Supplied data -
---

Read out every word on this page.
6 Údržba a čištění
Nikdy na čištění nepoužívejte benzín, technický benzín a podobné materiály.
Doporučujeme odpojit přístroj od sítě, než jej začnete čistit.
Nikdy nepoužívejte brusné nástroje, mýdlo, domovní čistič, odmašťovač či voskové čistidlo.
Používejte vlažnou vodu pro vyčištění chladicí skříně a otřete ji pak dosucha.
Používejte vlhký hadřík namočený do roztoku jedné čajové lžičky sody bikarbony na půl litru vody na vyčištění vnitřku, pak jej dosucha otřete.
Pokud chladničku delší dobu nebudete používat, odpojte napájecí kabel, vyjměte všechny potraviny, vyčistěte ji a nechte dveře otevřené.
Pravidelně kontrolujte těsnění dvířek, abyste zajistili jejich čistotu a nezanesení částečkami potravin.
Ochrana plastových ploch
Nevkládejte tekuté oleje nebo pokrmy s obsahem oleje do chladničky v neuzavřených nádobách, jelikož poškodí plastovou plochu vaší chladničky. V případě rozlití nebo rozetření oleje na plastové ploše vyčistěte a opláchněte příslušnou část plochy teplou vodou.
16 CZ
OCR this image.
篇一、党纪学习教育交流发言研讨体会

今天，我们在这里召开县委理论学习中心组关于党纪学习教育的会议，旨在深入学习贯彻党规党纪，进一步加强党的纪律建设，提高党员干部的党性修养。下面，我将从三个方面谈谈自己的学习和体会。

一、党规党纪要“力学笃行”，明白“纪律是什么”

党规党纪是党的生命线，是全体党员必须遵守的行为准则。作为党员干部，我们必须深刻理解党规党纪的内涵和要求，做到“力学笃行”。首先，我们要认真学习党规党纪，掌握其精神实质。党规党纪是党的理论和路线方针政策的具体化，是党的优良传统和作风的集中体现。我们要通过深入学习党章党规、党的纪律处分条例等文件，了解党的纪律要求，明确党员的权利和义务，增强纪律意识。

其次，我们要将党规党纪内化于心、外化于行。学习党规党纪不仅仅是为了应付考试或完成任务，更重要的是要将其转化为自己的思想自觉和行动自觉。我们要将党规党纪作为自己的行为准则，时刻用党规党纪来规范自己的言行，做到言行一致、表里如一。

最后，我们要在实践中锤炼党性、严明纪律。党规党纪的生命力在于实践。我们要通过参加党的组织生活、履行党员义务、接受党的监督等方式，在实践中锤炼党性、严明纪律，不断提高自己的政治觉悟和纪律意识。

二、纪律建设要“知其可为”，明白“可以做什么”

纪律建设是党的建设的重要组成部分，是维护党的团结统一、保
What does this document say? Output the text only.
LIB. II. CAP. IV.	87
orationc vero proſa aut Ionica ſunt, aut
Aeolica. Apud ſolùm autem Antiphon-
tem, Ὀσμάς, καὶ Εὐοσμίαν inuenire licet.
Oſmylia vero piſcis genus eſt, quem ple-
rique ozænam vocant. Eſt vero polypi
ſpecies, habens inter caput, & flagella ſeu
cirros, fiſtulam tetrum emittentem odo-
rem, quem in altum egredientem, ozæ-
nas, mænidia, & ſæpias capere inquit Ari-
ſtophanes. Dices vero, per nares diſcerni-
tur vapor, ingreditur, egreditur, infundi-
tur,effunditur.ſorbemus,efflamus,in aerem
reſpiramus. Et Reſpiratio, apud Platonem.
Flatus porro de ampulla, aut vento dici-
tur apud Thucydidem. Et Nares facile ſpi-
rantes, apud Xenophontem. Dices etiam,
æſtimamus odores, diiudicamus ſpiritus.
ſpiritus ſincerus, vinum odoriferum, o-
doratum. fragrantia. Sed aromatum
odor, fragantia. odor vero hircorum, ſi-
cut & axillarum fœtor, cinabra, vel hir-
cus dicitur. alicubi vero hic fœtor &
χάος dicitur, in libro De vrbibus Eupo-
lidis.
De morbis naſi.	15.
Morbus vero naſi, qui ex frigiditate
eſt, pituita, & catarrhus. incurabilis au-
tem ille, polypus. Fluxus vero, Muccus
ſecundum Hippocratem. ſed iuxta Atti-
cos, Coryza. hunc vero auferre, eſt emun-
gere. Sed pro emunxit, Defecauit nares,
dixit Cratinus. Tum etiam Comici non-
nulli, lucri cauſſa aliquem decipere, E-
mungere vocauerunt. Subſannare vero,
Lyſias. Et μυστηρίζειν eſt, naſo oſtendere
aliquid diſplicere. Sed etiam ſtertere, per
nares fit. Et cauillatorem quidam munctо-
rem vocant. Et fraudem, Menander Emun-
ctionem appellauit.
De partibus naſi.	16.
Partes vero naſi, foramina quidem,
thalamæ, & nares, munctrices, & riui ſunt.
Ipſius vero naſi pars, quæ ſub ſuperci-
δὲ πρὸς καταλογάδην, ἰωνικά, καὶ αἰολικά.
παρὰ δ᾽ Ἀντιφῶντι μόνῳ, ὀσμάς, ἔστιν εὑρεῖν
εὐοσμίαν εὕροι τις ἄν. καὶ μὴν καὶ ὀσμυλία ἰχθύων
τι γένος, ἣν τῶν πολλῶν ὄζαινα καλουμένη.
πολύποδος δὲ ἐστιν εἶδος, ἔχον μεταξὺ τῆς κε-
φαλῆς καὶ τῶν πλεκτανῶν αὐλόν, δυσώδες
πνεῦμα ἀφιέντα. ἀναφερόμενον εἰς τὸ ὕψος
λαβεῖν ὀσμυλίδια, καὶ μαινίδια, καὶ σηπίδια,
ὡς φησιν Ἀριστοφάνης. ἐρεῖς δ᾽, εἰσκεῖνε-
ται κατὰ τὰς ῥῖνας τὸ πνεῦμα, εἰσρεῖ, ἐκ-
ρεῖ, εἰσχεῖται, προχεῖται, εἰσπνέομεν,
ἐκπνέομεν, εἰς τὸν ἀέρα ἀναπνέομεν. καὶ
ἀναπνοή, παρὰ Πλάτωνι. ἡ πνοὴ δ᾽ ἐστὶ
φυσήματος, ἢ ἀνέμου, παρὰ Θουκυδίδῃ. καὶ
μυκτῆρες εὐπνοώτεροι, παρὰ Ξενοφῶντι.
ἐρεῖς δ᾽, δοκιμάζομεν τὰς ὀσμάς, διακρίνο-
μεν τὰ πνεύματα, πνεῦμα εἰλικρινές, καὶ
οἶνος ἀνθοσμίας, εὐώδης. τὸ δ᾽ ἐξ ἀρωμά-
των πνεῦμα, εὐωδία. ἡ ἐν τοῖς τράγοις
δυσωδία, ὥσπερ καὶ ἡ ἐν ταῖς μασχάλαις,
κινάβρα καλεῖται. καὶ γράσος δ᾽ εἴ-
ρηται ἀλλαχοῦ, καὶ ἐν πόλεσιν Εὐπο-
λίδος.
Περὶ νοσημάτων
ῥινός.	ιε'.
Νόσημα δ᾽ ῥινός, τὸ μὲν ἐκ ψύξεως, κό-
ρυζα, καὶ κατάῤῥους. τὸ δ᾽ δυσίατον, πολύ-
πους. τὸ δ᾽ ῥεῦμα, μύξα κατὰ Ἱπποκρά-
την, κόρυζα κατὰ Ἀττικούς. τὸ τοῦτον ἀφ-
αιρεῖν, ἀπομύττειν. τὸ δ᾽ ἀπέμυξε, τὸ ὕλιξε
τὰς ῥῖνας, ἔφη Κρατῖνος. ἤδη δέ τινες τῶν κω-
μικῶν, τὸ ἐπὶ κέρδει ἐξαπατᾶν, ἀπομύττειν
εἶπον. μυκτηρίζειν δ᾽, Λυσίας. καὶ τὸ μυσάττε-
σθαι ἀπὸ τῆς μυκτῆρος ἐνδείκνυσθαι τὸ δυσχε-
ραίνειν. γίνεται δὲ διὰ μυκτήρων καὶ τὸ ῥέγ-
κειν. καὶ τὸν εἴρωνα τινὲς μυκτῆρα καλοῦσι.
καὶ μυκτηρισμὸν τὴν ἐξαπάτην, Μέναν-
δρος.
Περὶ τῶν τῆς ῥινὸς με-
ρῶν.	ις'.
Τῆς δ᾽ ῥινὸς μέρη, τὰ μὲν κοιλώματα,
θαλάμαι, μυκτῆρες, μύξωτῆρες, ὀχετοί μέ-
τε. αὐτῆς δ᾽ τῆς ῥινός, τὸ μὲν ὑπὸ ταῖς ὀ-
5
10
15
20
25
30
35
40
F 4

---

Search the data for "ῥῖνας". Copy every line that has it.

Exercise result -
ται κατὰ τὰς ῥῖνας τὸ πνεῦμα, εἰσρεῖ, ἐκ-
τὰς ῥῖνας, ἔφη Κρατῖνος. ἤδη δέ τινες τῶν κω-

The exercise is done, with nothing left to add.